DIRECTION
Copy out all lines of the records in which the word "color" appears.

___ MATERIAL FOR THE TASK

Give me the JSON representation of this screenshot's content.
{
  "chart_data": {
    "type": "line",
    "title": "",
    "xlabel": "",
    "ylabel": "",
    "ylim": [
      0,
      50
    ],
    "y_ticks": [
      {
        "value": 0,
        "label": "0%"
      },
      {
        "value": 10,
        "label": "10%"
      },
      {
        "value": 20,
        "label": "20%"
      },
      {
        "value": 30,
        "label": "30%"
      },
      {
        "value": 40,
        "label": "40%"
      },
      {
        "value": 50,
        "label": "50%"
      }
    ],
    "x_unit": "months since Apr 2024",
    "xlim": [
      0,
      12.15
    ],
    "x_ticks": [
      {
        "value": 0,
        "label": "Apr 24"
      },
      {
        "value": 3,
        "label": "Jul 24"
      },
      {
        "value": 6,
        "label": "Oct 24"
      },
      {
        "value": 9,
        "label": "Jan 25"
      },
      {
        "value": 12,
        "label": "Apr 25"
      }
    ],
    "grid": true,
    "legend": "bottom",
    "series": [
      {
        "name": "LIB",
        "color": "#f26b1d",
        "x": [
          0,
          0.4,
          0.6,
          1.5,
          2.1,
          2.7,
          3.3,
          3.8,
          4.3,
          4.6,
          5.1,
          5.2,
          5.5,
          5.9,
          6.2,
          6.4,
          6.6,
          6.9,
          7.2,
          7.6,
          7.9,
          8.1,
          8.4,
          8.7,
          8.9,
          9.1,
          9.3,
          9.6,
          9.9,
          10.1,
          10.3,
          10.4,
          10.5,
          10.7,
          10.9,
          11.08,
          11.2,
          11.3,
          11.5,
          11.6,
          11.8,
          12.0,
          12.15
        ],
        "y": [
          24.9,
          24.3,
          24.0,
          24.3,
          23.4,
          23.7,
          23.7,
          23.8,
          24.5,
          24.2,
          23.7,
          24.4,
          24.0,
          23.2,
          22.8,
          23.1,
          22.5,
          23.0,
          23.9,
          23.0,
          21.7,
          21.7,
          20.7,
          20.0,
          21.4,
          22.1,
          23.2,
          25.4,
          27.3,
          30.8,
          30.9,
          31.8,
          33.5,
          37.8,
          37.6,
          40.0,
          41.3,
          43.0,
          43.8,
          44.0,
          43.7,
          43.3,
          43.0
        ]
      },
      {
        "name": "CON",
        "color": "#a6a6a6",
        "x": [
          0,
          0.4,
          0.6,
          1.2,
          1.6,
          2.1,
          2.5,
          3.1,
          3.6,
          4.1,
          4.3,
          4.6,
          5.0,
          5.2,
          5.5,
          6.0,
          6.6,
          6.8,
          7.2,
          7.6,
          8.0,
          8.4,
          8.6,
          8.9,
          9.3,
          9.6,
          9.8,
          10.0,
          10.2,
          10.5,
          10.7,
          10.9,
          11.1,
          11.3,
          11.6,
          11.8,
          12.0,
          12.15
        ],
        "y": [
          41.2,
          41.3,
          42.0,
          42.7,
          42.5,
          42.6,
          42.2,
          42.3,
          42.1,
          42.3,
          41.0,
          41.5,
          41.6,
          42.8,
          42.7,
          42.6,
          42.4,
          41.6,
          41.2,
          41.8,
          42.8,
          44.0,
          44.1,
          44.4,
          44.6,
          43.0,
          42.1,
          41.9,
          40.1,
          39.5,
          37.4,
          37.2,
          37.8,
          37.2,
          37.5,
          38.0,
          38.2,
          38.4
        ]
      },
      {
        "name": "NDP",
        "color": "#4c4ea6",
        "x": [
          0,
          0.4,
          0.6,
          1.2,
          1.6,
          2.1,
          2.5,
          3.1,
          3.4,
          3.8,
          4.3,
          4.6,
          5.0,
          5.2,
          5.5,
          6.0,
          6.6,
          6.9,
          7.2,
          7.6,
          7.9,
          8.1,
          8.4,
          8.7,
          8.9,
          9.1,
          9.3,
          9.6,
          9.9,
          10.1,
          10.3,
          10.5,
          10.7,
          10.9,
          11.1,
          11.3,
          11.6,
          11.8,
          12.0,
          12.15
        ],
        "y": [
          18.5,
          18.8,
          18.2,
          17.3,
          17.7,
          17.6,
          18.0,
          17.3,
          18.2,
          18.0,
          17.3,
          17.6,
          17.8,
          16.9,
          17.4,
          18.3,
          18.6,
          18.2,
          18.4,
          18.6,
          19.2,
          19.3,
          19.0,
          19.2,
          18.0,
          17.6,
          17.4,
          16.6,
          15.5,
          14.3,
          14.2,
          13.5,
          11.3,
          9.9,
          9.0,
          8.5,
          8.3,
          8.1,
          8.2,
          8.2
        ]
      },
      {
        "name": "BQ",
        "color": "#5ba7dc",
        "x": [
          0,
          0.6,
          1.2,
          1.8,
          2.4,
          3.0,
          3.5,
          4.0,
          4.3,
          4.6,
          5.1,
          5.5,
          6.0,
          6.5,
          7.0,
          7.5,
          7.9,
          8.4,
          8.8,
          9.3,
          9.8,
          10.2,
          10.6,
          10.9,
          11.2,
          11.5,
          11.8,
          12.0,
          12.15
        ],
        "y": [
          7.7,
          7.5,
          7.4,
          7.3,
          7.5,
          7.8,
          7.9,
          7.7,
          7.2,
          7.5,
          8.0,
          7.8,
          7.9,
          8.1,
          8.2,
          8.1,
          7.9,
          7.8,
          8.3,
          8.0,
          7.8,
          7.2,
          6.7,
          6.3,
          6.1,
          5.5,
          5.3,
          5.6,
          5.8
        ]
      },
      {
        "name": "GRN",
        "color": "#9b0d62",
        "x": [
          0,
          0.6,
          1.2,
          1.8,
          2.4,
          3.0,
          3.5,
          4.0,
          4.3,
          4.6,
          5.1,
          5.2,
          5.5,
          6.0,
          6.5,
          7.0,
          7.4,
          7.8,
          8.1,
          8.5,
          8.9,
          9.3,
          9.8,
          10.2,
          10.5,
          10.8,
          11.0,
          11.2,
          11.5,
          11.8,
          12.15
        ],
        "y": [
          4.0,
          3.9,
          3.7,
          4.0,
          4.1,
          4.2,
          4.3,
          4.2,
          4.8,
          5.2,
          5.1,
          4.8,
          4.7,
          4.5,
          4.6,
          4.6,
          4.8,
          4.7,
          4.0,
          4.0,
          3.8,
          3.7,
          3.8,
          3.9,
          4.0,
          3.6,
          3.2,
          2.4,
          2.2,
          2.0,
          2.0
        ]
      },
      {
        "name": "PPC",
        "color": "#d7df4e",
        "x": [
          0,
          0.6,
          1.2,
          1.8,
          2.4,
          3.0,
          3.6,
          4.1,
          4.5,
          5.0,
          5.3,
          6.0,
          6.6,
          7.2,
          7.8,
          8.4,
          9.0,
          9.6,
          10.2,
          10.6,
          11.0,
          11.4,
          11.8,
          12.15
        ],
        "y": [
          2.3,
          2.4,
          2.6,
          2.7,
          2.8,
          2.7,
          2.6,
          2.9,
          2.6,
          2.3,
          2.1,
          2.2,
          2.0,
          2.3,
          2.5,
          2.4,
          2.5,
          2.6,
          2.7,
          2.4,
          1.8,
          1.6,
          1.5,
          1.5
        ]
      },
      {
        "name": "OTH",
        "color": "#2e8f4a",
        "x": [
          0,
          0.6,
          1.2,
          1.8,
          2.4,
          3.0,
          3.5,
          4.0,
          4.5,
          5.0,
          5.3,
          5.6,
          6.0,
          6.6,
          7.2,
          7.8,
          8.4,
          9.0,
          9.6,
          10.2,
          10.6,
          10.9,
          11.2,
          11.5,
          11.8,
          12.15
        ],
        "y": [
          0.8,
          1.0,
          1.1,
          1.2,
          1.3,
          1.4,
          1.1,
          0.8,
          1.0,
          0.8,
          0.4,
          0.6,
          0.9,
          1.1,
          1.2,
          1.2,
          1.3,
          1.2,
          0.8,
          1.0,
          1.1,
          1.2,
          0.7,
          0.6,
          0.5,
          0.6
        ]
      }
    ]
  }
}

______

OUTPUT FOR THIS TASK
        "color": "#f26b1d",
        "color": "#a6a6a6",
        "color": "#4c4ea6",
        "color": "#5ba7dc",
        "color": "#9b0d62",
        "color": "#d7df4e",
        "color": "#2e8f4a",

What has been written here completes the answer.